- TEXTE AFFICHÉ -

Mali / Versatilité et inconstance des hommes politiques – Un déshonneur pour la démocratie malienne !

Le président du parti politique malienne, Parti social-démocrate africain (PSDA), Ismaël Sacko , jette de nouveau un regard critique, depuis l’exil, sur la vie politique dans son pays sous la transition militaire. Il affiche également un fort sentiment d’espoir.  

Le multipartisme intégral réclamé et obtenu par les acteurs du mouvement démocratique en 1991 avait donné l’espoir d’un Mali meilleur sur le plan de l’équité, de la justice et de la répartition de la richesse nationale.

Des avancées significatives ont été enregistrées au niveau de l’etat de droit et de la liberté d’expression en particulier. La floraison des organes de presse, des partis politiques et des associations témoigne de la volonté des autorités politiques à libérer la pensée, à valoriser l’opposition constructive contre la pensée unique.

Pour rappel, la culture malienne dans son passé historique du temps des empires n’avait pas valorisé l’opposition politique sous le règne des souverains et des monarques. Toutefois, le souverain prenait soin d’écouter ou d’intégrer l’avis de tous  ses sujets.

Cette gouvernance monarchique des affaires publiques est contraire à la gouvernance démocratique du 21e siècle où des élections ouvertes permettent d’élire les représentants du peuple et le père de la nation.

SOUTIEN DU DÉSHONNEUR 

En quête de promotion de postes et autres nominations politiques au sein de l’exécutif de la transition politique malienne ou pour des raisons bassement matérielles et pécuniaires, nous avions assisté la semaine dernière à une danse, ventre à terre des leaders de certaines de nos formations politiques se prononçant en faveur du « oui de la compromission » au référendum du 18 juin 2023 ».

Cette attitude éhontée d’une partie de la classe politique dont des partis emblématiques est un déshonneur pour la démocratie malienne.

Soit ces leaders ont manqué de courage politique pour dire non à la forfaiture d’une junte malienne épinglée et prise dans sa nasse, soit ils jouent un double jeu.

Le double jeu consisterait à profiter de ces moments de faiblesse de la junte Assimite pour bénéficier des avantages du pouvoir afin de se renforcer pour ensuite de l’intérieur l’ affaiblir. Un jeu dont ils sont favoris pourrait leur sembler la meilleure occasion pour assommer les usurpateurs et les fossoyeurs de la démocratie. Car, il est illusoire d’admettre que les champions de la démocratie de 1991 se transforment en griots et hauts soutiens des acteurs de la pensée unique dont la gouvernance est pire que celle des démocrates en termes de corruption, d’enlèvements et de tortures d’opposants.

Ces hommes politiques auraient dû garder la tête haute et jouer pleinement le rôle de veille démocratique et d’alternance à l’issue de l’élection présidentielle  prévue en mars 2024. Il ne s’agissait pas pour eux d’être opposants à la junte mais d’équilibrer la balance et savoir « dire Non » et demeurer une force de proposition constructive sans se compromettre.

- SEGMENT DE DONNÉES -
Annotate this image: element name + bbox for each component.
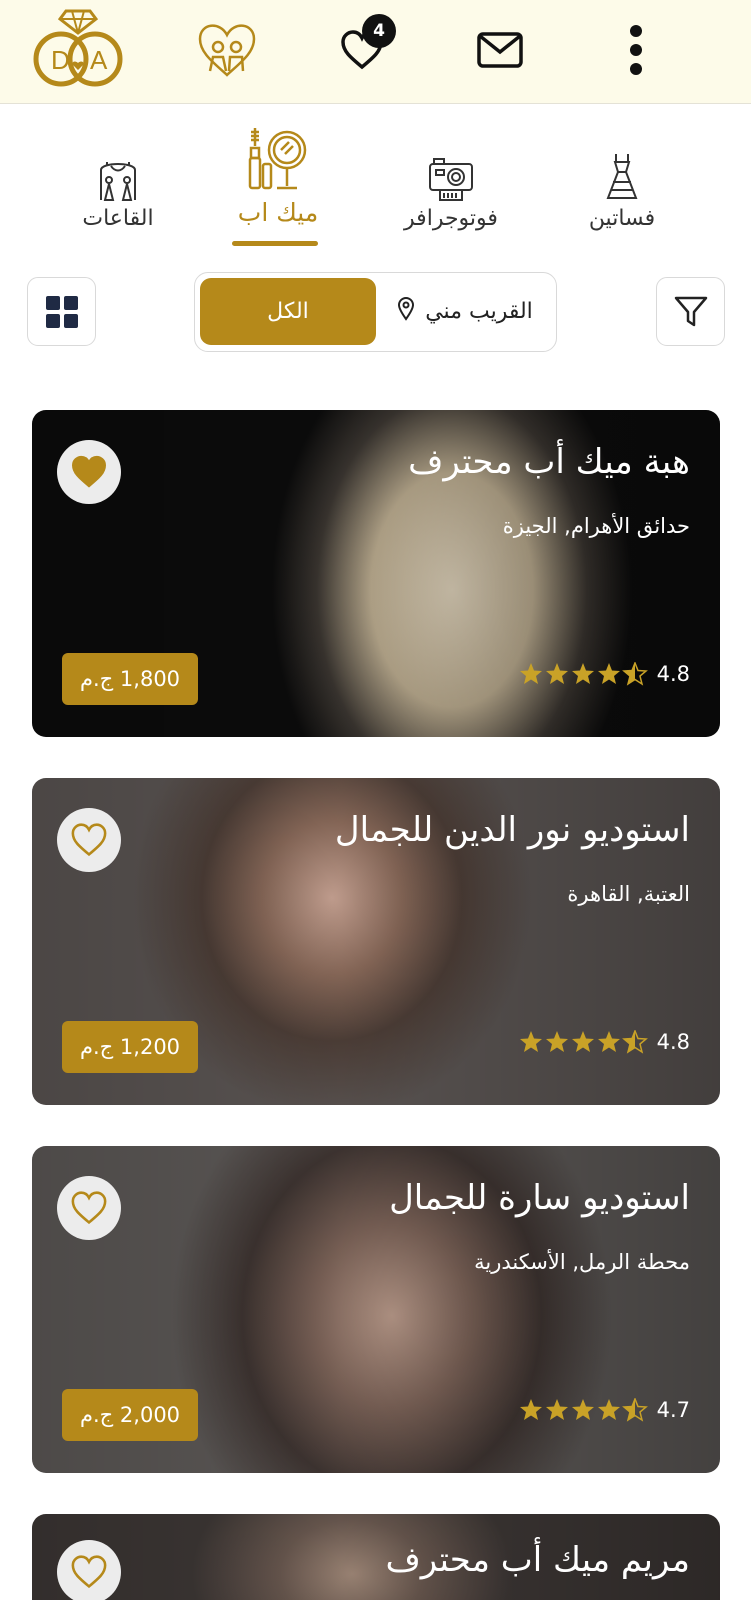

- CONSIGNES -
[a] Répondez à ces questions d'après le texte sur la démocratie malienne :
(i) En quelle année le multipartisme intégral a-t-il été obtenu ?
(ii) À quelle date le référendum a-t-il eu lieu ?
(iii) Pour quel mois et quelle année l'élection présidentielle est-elle prévue ?
[b] Restituez s'il vous plaît, sans rien changer, le passage du texte sur la démocratie malienne, de « Le multipartisme intégral » à « la richesse nationale. ».
[c] Rédigez la suite du texte sur la démocratie malienne à partir de sa dernière phrase.

- RÉPONSES DANS L'ORDRE -
[a]
(i) En 1991.
(ii) Le 18 juin 2023.
(iii) En mars 2024.

[b]
Le multipartisme intégral réclamé et obtenu par les acteurs du mouvement démocratique en 1991 avait donné l’espoir d’un Mali meilleur sur le plan de l’équité, de la justice et de la répartition de la richesse nationale.

[c]
L’attitude sans scrupule de cette catégorie d’acteurs politiques, jette le discret à la « chose politique » et lègue un mauvais héritage à une jeunesse en quête de repères et de valeurs de probité.

Je reste convaincu que la politique est un art noble qui se pratique avec conviction sur la base de valeurs et de principes de serviabilité, de don de soi et de la moralité vertueuse.

Toujours est-il que le soutien fanfaronnade en faveur du « oui » au référendum est un signe de trahison des martyrs de mars 1991 et un manque de fierté et d’honneur pour ces acteurs devenus la risée de la majorité silencieuse.

On se souvient que ce sont les mêmes leaders qui ont accompagné tous les régimes démocratiquement élus et les transitions militaires au Mali. Ils ont le verbe et la technique de persuader le prince du jour. Les liasses de billets pour l’achat des consciences lors des élections générales sont entre autre leur domaine de prédilection. Ils refusent de perdre leurs avantages, bien ou mal acquis et d’aller à l’opposition. Ici, je me permets de féliciter feu Soumaila CISSÉ qui par conviction avait décidé de jouer pleinement son rôle d’opposant et de contre poids.

Feu IBK sous ATT, et feu Soumaila CISSÉ chacun en son temps avait refusé la compromission. C’est dommage que leurs héritiers se soient autant rabaissés. Ces deux leaders doivent se retourner dans leurs tombes…

VIOLATION DE LA CONSTITUTION EN VIGUEUR 

L’article 181 de l’actuelle constitution n’autorise aucune autorité légale encore moins illégitime et illégale de la junte, d’initier ou d’organiser un référendum lorsqu’une partie du territoire national échappe au controle de l’état central.

Même le flegmatique nonchalant colonel Sadio CAMARA l’incompétent ministre de La Défense, se perd dans sa lutte contre l’insécurité et cela malgré la quantité importante d’équipements et matériels militaires acquis dans la plus grande opacité.

L’astuce du vote des militaires prévu le 11 juin est un autre complot afin d’influencer les indécis à aller massivement voter le « oui » le 18 juin.

L’instrumentalisation de notre armée nationale et sa politisation est grave et porte atteinte la stabilité des institutions politiques.

Au nord, les groupes armés, membres influents de l’attelage gouvernemental et du CNT disent ne point se reconnaître dans le projet de la nouvelle constitution taillée sur mesure pour dédouaner les putschistes de leur double forfait (voir l’article 188 de la nouvelle constitution). Le népotisme et la violation de nos textes sont monnaies courantes sous Assimi GOITA et sa bande d’usurpateurs.

LE DÉLUGE 

La victoire du « oui » au soir du 18 juin, sonnera le glas de la fin de règne de la junte Assimite.

A travers l’article 188, on sent une volonté des Assimites de conserver le pouvoir. Oh que non ! La junte d’Assimi s’en ira pour  défaut de résultats, mensonge d’état et pour haute trahison.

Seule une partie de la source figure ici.